[Start]

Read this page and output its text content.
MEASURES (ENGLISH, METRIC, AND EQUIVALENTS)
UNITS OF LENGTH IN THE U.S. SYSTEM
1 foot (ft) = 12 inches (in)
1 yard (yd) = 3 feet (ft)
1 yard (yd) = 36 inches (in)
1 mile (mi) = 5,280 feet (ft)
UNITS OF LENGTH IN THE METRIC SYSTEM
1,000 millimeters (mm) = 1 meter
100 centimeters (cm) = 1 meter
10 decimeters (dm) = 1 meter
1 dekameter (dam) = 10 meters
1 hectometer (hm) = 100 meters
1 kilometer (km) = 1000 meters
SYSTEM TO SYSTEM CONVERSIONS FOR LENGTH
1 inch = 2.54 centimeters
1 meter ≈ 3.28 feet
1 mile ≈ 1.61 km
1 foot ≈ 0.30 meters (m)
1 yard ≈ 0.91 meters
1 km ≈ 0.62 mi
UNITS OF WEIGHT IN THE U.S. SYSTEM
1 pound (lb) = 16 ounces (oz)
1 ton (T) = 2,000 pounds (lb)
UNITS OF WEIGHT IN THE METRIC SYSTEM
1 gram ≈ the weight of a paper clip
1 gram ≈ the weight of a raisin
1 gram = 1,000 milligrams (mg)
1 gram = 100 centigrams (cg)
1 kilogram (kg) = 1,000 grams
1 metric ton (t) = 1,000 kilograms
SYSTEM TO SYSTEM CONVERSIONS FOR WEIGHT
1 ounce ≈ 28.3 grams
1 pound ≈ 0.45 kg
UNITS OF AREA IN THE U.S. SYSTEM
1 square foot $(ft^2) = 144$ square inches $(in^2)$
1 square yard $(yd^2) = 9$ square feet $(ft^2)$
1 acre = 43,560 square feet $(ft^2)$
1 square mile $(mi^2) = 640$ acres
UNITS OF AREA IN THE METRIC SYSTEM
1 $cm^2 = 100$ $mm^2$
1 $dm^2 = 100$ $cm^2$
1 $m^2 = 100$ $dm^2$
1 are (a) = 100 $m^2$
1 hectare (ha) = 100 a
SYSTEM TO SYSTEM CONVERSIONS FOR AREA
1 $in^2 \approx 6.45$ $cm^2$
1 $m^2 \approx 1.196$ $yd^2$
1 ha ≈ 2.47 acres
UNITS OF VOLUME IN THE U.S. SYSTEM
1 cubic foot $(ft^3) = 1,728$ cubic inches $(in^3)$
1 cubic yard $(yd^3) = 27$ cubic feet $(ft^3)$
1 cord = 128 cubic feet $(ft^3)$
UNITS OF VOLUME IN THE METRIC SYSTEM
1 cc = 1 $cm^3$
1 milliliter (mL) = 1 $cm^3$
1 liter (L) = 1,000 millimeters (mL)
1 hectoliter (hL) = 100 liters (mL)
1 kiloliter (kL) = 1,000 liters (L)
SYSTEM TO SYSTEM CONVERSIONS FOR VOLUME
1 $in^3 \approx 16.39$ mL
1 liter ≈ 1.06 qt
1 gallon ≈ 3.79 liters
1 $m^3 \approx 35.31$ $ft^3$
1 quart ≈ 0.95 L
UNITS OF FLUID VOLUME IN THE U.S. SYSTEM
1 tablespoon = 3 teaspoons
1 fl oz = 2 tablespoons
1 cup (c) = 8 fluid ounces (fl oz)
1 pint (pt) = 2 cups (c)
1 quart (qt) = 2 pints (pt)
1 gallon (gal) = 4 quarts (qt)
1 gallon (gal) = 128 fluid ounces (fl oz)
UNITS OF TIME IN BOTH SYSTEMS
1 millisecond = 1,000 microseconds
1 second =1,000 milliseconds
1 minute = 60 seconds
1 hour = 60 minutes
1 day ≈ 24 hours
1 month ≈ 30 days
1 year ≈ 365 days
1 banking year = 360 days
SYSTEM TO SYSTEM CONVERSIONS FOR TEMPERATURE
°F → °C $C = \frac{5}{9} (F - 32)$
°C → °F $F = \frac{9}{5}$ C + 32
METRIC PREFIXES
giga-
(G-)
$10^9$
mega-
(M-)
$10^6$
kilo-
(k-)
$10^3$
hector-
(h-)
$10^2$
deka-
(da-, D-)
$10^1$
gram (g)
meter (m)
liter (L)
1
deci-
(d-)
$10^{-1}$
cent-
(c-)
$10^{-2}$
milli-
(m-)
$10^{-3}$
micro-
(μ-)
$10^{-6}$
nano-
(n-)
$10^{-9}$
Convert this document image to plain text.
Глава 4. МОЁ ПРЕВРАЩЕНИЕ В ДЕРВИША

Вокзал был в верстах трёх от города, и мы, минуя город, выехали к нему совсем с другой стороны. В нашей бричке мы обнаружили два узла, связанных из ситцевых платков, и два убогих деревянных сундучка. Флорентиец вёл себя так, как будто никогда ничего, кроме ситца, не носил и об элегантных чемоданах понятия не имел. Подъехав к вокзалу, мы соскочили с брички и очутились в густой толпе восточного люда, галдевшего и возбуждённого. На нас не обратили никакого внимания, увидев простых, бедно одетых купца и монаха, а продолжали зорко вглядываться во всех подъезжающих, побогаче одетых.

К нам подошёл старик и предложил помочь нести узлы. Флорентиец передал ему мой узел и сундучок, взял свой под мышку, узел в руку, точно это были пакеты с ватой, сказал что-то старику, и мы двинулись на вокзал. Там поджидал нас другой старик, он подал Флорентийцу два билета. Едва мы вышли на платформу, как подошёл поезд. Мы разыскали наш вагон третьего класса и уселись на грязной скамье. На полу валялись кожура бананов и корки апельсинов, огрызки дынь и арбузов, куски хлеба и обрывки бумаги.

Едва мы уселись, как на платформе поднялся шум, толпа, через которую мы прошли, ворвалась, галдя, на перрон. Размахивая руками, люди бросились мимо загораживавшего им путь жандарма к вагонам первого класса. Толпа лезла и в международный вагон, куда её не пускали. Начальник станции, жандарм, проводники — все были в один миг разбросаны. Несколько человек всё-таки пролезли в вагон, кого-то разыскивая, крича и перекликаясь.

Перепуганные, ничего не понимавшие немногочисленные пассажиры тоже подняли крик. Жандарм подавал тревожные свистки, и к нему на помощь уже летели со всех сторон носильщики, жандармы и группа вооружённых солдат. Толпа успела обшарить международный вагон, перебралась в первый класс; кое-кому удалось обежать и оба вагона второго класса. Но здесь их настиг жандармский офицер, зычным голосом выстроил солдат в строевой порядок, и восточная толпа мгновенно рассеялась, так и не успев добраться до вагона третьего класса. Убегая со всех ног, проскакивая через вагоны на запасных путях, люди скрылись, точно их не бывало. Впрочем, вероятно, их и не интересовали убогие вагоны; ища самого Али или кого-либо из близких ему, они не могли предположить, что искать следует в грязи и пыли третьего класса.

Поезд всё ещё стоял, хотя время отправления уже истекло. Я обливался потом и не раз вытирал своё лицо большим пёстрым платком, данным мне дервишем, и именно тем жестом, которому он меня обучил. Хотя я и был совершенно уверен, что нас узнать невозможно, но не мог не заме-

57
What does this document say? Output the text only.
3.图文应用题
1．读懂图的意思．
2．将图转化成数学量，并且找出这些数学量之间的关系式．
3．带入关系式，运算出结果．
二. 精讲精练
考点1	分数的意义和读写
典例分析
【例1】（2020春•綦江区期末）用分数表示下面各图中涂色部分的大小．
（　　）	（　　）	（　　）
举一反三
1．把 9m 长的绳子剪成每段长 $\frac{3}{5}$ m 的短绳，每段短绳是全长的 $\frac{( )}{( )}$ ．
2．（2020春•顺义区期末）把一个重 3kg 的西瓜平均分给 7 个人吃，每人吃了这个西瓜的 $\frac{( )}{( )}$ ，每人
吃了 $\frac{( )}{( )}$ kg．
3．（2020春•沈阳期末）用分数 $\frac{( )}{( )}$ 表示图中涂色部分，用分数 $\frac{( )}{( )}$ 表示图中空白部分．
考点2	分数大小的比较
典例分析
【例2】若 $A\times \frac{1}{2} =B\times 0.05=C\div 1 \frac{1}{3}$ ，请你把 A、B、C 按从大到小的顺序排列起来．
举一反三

[End]

Which lines contain the word "VOLUME"? Copy each of them.

UNITS OF VOLUME IN THE U.S. SYSTEM
UNITS OF VOLUME IN THE METRIC SYSTEM
SYSTEM TO SYSTEM CONVERSIONS FOR VOLUME
UNITS OF FLUID VOLUME IN THE U.S. SYSTEM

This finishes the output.